Short task: Repeat the records verbatim and leave the pictures out of your copy.

Material supplied:

####################

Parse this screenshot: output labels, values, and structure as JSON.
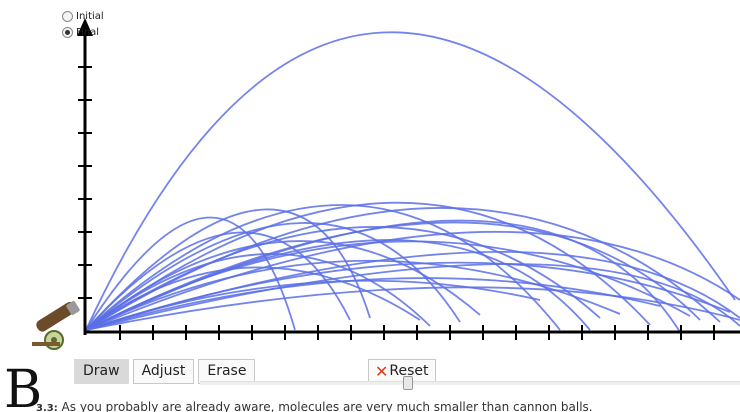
{
  "radio": {
    "options": [
      {
        "label": "Initial",
        "checked": false
      },
      {
        "label": "Final",
        "checked": true
      }
    ]
  },
  "toolbar": {
    "draw_label": "Draw",
    "adjust_label": "Adjust",
    "erase_label": "Erase",
    "active_tool": "Draw",
    "reset_label": "Reset",
    "reset_icon": "close-x-icon"
  },
  "slider": {
    "value_fraction": 0.38
  },
  "caption": {
    "drop_cap": "B",
    "number": "3.3:",
    "text": "As you probably are already aware, molecules are very much smaller than cannon balls."
  },
  "colors": {
    "trajectory": "#5a6fe6",
    "axis": "#000000",
    "reset_x": "#e23a1f",
    "active_tab": "#d9d9d9"
  },
  "icons": [
    "cannon-icon",
    "radio-icon",
    "close-x-icon"
  ]
}
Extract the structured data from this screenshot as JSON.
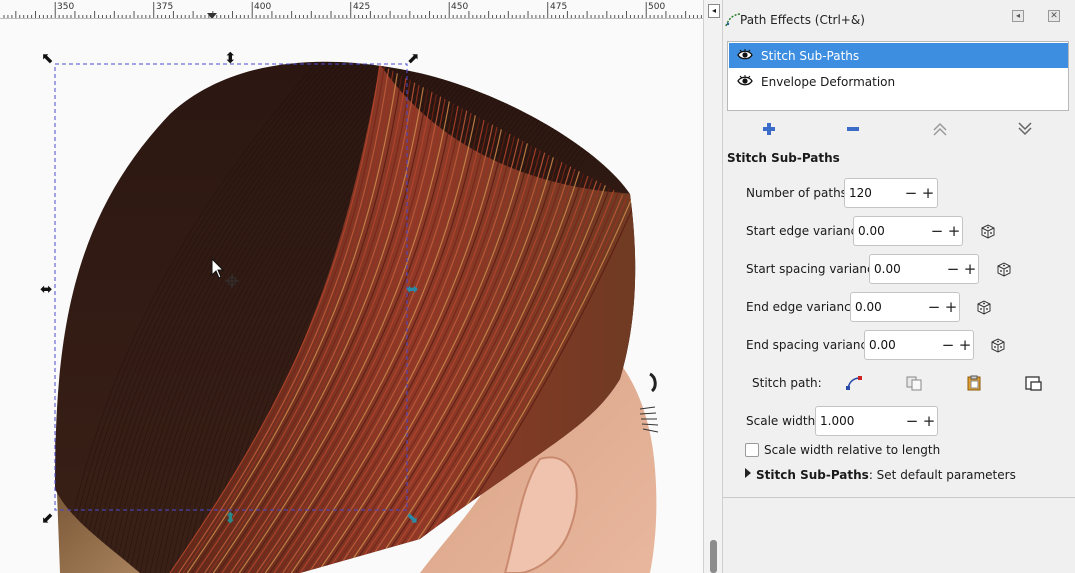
{
  "ruler": {
    "labels": [
      "350",
      "375",
      "400",
      "425",
      "450",
      "475",
      "500"
    ]
  },
  "panel": {
    "title": "Path Effects (Ctrl+&)",
    "effects": [
      {
        "label": "Stitch Sub-Paths",
        "selected": true
      },
      {
        "label": "Envelope Deformation",
        "selected": false
      }
    ],
    "tool_icons": [
      "add-effect-icon",
      "remove-effect-icon",
      "move-up-icon",
      "move-down-icon"
    ],
    "section_title": "Stitch Sub-Paths",
    "params": {
      "num_paths": {
        "label": "Number of paths:",
        "value": "120"
      },
      "start_edge": {
        "label": "Start edge variance:",
        "value": "0.00"
      },
      "start_spacing": {
        "label": "Start spacing variance:",
        "value": "0.00"
      },
      "end_edge": {
        "label": "End edge variance:",
        "value": "0.00"
      },
      "end_spacing": {
        "label": "End spacing variance:",
        "value": "0.00"
      },
      "stitch_path": {
        "label": "Stitch path:"
      },
      "scale_width": {
        "label": "Scale width:",
        "value": "1.000"
      }
    },
    "scale_relative": {
      "label": "Scale width relative to length",
      "checked": false
    },
    "expander": {
      "bold": "Stitch Sub-Paths",
      "rest": ": Set default parameters"
    },
    "colors": {
      "selection": "#3d8ee0",
      "hair_dark": "#2a1510",
      "hair_red": "#8a2e22"
    }
  }
}
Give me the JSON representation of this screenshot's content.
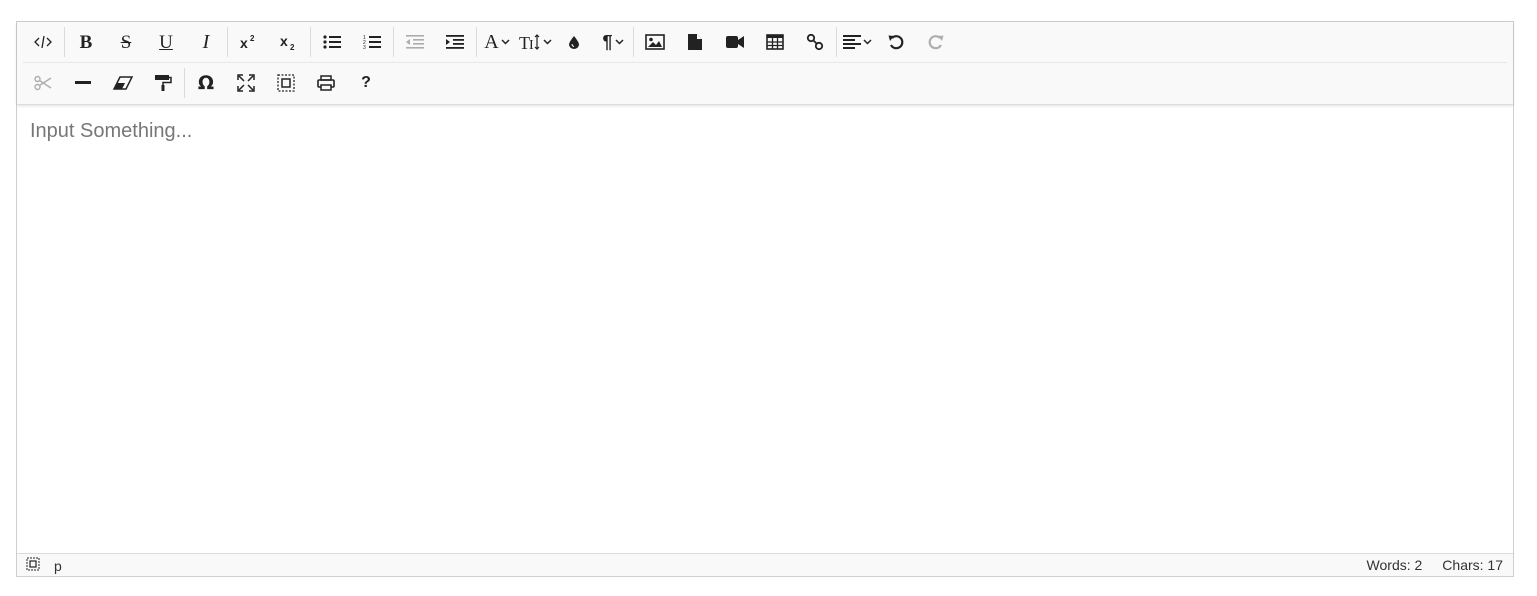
{
  "toolbar": {
    "row1": [
      {
        "name": "source-code-button",
        "icon": "code-icon"
      },
      {
        "sep": true
      },
      {
        "name": "bold-button",
        "icon": "bold-icon",
        "glyph": "B"
      },
      {
        "name": "strikethrough-button",
        "icon": "strikethrough-icon",
        "glyph": "S"
      },
      {
        "name": "underline-button",
        "icon": "underline-icon",
        "glyph": "U"
      },
      {
        "name": "italic-button",
        "icon": "italic-icon",
        "glyph": "I"
      },
      {
        "sep": true
      },
      {
        "name": "superscript-button",
        "icon": "superscript-icon"
      },
      {
        "name": "subscript-button",
        "icon": "subscript-icon"
      },
      {
        "sep": true
      },
      {
        "name": "unordered-list-button",
        "icon": "bullet-list-icon"
      },
      {
        "name": "ordered-list-button",
        "icon": "numbered-list-icon"
      },
      {
        "sep": true
      },
      {
        "name": "outdent-button",
        "icon": "outdent-icon",
        "disabled": true
      },
      {
        "name": "indent-button",
        "icon": "indent-icon"
      },
      {
        "sep": true
      },
      {
        "name": "font-family-dropdown",
        "icon": "font-icon",
        "dropdown": true
      },
      {
        "name": "font-size-dropdown",
        "icon": "font-size-icon",
        "dropdown": true
      },
      {
        "name": "text-color-button",
        "icon": "droplet-icon"
      },
      {
        "name": "paragraph-dropdown",
        "icon": "pilcrow-icon",
        "dropdown": true
      },
      {
        "sep": true
      },
      {
        "name": "insert-image-button",
        "icon": "image-icon"
      },
      {
        "name": "insert-file-button",
        "icon": "file-icon"
      },
      {
        "name": "insert-video-button",
        "icon": "video-icon"
      },
      {
        "name": "insert-table-button",
        "icon": "table-icon"
      },
      {
        "name": "insert-link-button",
        "icon": "link-icon"
      },
      {
        "sep": true
      },
      {
        "name": "align-dropdown",
        "icon": "align-left-icon",
        "dropdown": true
      },
      {
        "name": "undo-button",
        "icon": "undo-icon"
      },
      {
        "name": "redo-button",
        "icon": "redo-icon",
        "disabled": true
      }
    ],
    "row2": [
      {
        "name": "cut-button",
        "icon": "scissors-icon",
        "disabled": true
      },
      {
        "name": "horizontal-rule-button",
        "icon": "hr-icon"
      },
      {
        "name": "eraser-button",
        "icon": "eraser-icon"
      },
      {
        "name": "format-painter-button",
        "icon": "paint-roller-icon"
      },
      {
        "sep": true
      },
      {
        "name": "special-characters-button",
        "icon": "omega-icon",
        "glyph": "Ω"
      },
      {
        "name": "fullscreen-button",
        "icon": "expand-icon"
      },
      {
        "name": "select-all-button",
        "icon": "select-all-icon"
      },
      {
        "name": "print-button",
        "icon": "print-icon"
      },
      {
        "name": "help-button",
        "icon": "help-icon",
        "glyph": "?"
      }
    ]
  },
  "content": {
    "placeholder": "Input Something..."
  },
  "status": {
    "path_element": "p",
    "words": "Words: 2",
    "chars": "Chars: 17"
  },
  "colors": {
    "toolbar_bg": "#f9f9f9",
    "icon": "#222222",
    "border": "#cfcfcf"
  }
}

####################

Response to this task:
Parse this screenshot: output labels, values, and structure as JSON.
{
  "radio": {
    "options": [
      {
        "label": "Initial",
        "checked": false
      },
      {
        "label": "Final",
        "checked": true
      }
    ]
  },
  "toolbar": {
    "draw_label": "Draw",
    "adjust_label": "Adjust",
    "erase_label": "Erase",
    "active_tool": "Draw",
    "reset_label": "Reset",
    "reset_icon": "close-x-icon"
  },
  "slider": {
    "value_fraction": 0.38
  },
  "caption": {
    "drop_cap": "B",
    "number": "3.3:",
    "text": "As you probably are already aware, molecules are very much smaller than cannon balls."
  },
  "colors": {
    "trajectory": "#5a6fe6",
    "axis": "#000000",
    "reset_x": "#e23a1f",
    "active_tab": "#d9d9d9"
  },
  "icons": [
    "cannon-icon",
    "radio-icon",
    "close-x-icon"
  ]
}
Extract the structured data from this screenshot as JSON.
{
  "ruler": {
    "labels": [
      "350",
      "375",
      "400",
      "425",
      "450",
      "475",
      "500"
    ]
  },
  "panel": {
    "title": "Path Effects (Ctrl+&)",
    "effects": [
      {
        "label": "Stitch Sub-Paths",
        "selected": true
      },
      {
        "label": "Envelope Deformation",
        "selected": false
      }
    ],
    "tool_icons": [
      "add-effect-icon",
      "remove-effect-icon",
      "move-up-icon",
      "move-down-icon"
    ],
    "section_title": "Stitch Sub-Paths",
    "params": {
      "num_paths": {
        "label": "Number of paths:",
        "value": "120"
      },
      "start_edge": {
        "label": "Start edge variance:",
        "value": "0.00"
      },
      "start_spacing": {
        "label": "Start spacing variance:",
        "value": "0.00"
      },
      "end_edge": {
        "label": "End edge variance:",
        "value": "0.00"
      },
      "end_spacing": {
        "label": "End spacing variance:",
        "value": "0.00"
      },
      "stitch_path": {
        "label": "Stitch path:"
      },
      "scale_width": {
        "label": "Scale width:",
        "value": "1.000"
      }
    },
    "scale_relative": {
      "label": "Scale width relative to length",
      "checked": false
    },
    "expander": {
      "bold": "Stitch Sub-Paths",
      "rest": ": Set default parameters"
    },
    "colors": {
      "selection": "#3d8ee0",
      "hair_dark": "#2a1510",
      "hair_red": "#8a2e22"
    }
  }
}
Give me the JSON representation of this screenshot's content.
{
  "toolbar": {
    "row1": [
      {
        "name": "source-code-button",
        "icon": "code-icon"
      },
      {
        "sep": true
      },
      {
        "name": "bold-button",
        "icon": "bold-icon",
        "glyph": "B"
      },
      {
        "name": "strikethrough-button",
        "icon": "strikethrough-icon",
        "glyph": "S"
      },
      {
        "name": "underline-button",
        "icon": "underline-icon",
        "glyph": "U"
      },
      {
        "name": "italic-button",
        "icon": "italic-icon",
        "glyph": "I"
      },
      {
        "sep": true
      },
      {
        "name": "superscript-button",
        "icon": "superscript-icon"
      },
      {
        "name": "subscript-button",
        "icon": "subscript-icon"
      },
      {
        "sep": true
      },
      {
        "name": "unordered-list-button",
        "icon": "bullet-list-icon"
      },
      {
        "name": "ordered-list-button",
        "icon": "numbered-list-icon"
      },
      {
        "sep": true
      },
      {
        "name": "outdent-button",
        "icon": "outdent-icon",
        "disabled": true
      },
      {
        "name": "indent-button",
        "icon": "indent-icon"
      },
      {
        "sep": true
      },
      {
        "name": "font-family-dropdown",
        "icon": "font-icon",
        "dropdown": true
      },
      {
        "name": "font-size-dropdown",
        "icon": "font-size-icon",
        "dropdown": true
      },
      {
        "name": "text-color-button",
        "icon": "droplet-icon"
      },
      {
        "name": "paragraph-dropdown",
        "icon": "pilcrow-icon",
        "dropdown": true
      },
      {
        "sep": true
      },
      {
        "name": "insert-image-button",
        "icon": "image-icon"
      },
      {
        "name": "insert-file-button",
        "icon": "file-icon"
      },
      {
        "name": "insert-video-button",
        "icon": "video-icon"
      },
      {
        "name": "insert-table-button",
        "icon": "table-icon"
      },
      {
        "name": "insert-link-button",
        "icon": "link-icon"
      },
      {
        "sep": true
      },
      {
        "name": "align-dropdown",
        "icon": "align-left-icon",
        "dropdown": true
      },
      {
        "name": "undo-button",
        "icon": "undo-icon"
      },
      {
        "name": "redo-button",
        "icon": "redo-icon",
        "disabled": true
      }
    ],
    "row2": [
      {
        "name": "cut-button",
        "icon": "scissors-icon",
        "disabled": true
      },
      {
        "name": "horizontal-rule-button",
        "icon": "hr-icon"
      },
      {
        "name": "eraser-button",
        "icon": "eraser-icon"
      },
      {
        "name": "format-painter-button",
        "icon": "paint-roller-icon"
      },
      {
        "sep": true
      },
      {
        "name": "special-characters-button",
        "icon": "omega-icon",
        "glyph": "Ω"
      },
      {
        "name": "fullscreen-button",
        "icon": "expand-icon"
      },
      {
        "name": "select-all-button",
        "icon": "select-all-icon"
      },
      {
        "name": "print-button",
        "icon": "print-icon"
      },
      {
        "name": "help-button",
        "icon": "help-icon",
        "glyph": "?"
      }
    ]
  },
  "content": {
    "placeholder": "Input Something..."
  },
  "status": {
    "path_element": "p",
    "words": "Words: 2",
    "chars": "Chars: 17"
  },
  "colors": {
    "toolbar_bg": "#f9f9f9",
    "icon": "#222222",
    "border": "#cfcfcf"
  }
}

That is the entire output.